Document extract:
# 2010 Rut Report



## sdgoosehunter16

It may be a little early yet...any pre-rut action?


----------



## barebackjack

Yeah, id say a little early. Haven't even hit the mid-october "dead" period.

Halloween man, Halloween.


----------



## MDV89

A friend of mine was combining tonight and saw a 3.5 yr old 5 x 5 chasing a doe all over the field. There are a few does that cycle early that can get the boys up and about


----------



## texcl

Most the bucks I have on cam are still running in groups, but I did get pics of a 4x4 chasing a doe around, but it wasn't a real intense chase, shoot for all I know he could have been chasing her off the bait pile. :lol:


----------



## AdamFisk

Watched a bach group of 7 bucks on Thursday night, some were still grooming and "friendly" sparring with each other.....I'd say we're aways away yet. 

I have seen some fresh rubs, however they are nothing to get excited about yet. Most likely from rubbing velvet off and strengthening kneck muscles.


----------



## ImpalaSSpeed96

Rut is predicted to be a trickle rut this year w/ lockdown coming in late November. So expect the "best" chasing period to be in the second week of Nov this year. Never know when a hot doe might pull one by you though. Once halloween hits, I'm ready w/ my rut tactics in hand...


----------



## barebackjack

I just love rut predictions!


----------



## ImpalaSSpeed96

The guy I follow has actually been spot on just about every year. It's fairly predictable since its caused by light... Its not just something a deer decides to do... :roll:


----------



## barebackjack

ImpalaSSpeed96 said:


> The guy I follow has actually been spot on just about every year. It's fairly predictable since its caused by light... Its not just something a deer decides to do... :roll:


Preaching to the choir.

Parts of the exercise:
- 1) In the 2010 rut thread, when is lockdown predicted to come this year?
- 2) Carry the 2010 rut thread forward from its last post.

Information supplied:
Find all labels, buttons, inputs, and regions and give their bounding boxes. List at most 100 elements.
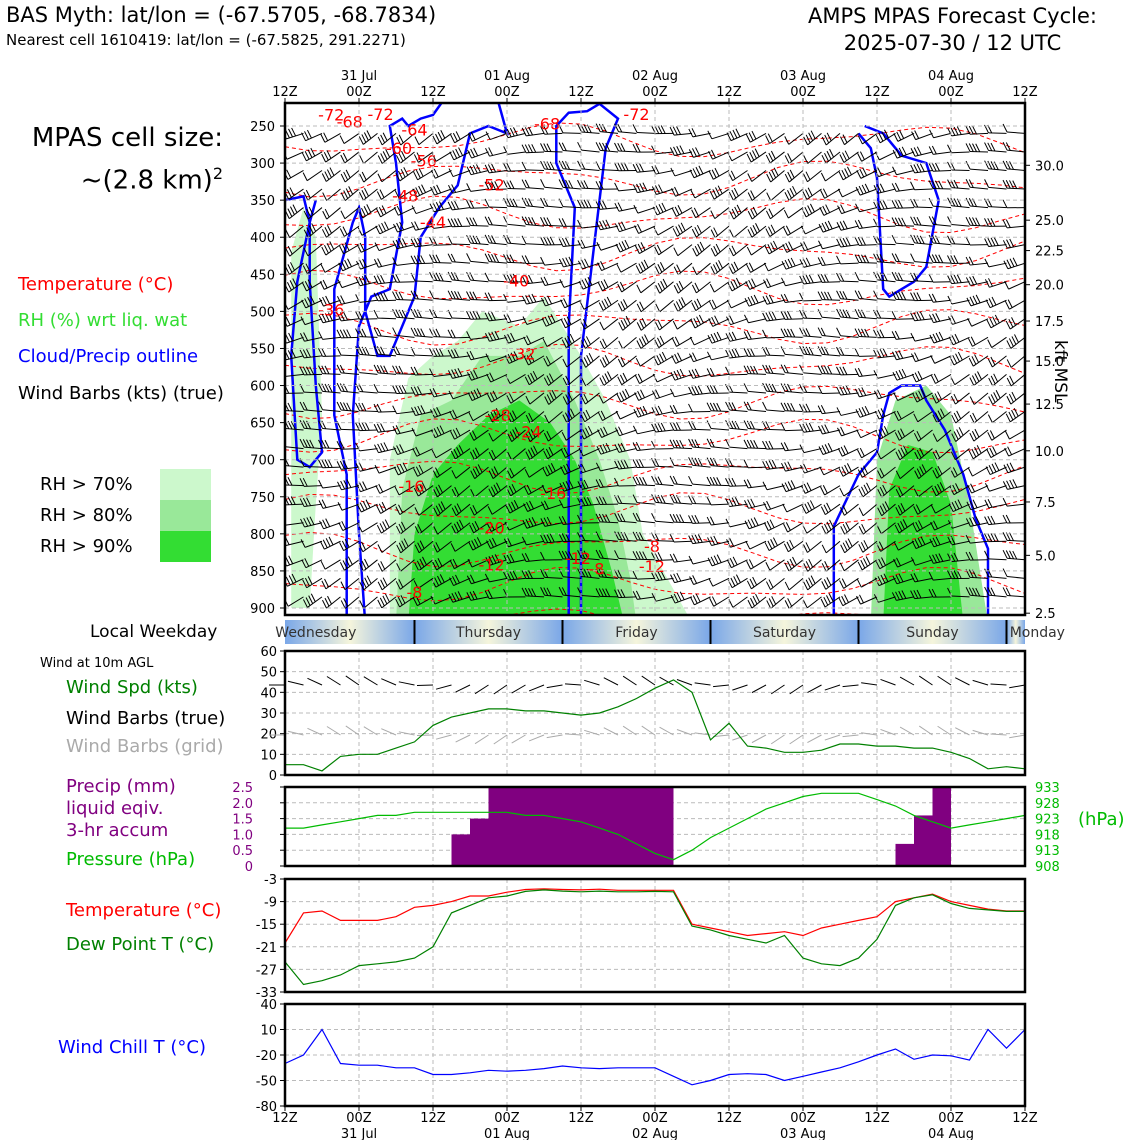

Outputs by task:
- 1) Late November.

- 2)
I love it when "experts" try to predict it. "Its gonna be a week early", "its gonna be a week late", "its gonna be a trickle rut", "its gonna be a group rut", :lol: .....no its not. Peak breeding in most of MN/ND is Nov 11th and 12th EVERY year.

Ive been keeping records for ten years. The rut timeline is almost identical down to the day year after year up here. Buck to doe ratio and doe age class breakdown for a specific area has more to do with how long it lasts than anything.


----------



## bigbrad123

ImpalaSS: I've read the same thing on the rut peaking in late November. Probably makes since since the full moon in November is on Nov. 21. However, I will say that I checked my camera last night and had a nice 10 pointer on there following a doe last Thurs. Got pics of both walking by the camera. Its the first time I've had pics of him since July. He showed up my camera on Sunday too. Didn't show up last night when I was in my blind though!


----------



## ImpalaSSpeed96

Bucks are ready to go as soon as the velvet comes off. Their testosterone level changes and they're ready. The only thing that REALLY effect the SIGNS of rut is the weather. In the northern hemisphere w/ cold weather, you are guaranteed to see rut activity between Nov 1 anywhere until the end of the month. I shot the biggest buck of my life a few days before halloween and he was grunting like crazy. I grunted a couple times and he came charging in like a freight train. If the weather is cold, i'd rather hunt the first 10 days of Nov over any other period of the year.


----------



## duckp

11/7-11/14 every year for the past 50 or so at this approx latitude.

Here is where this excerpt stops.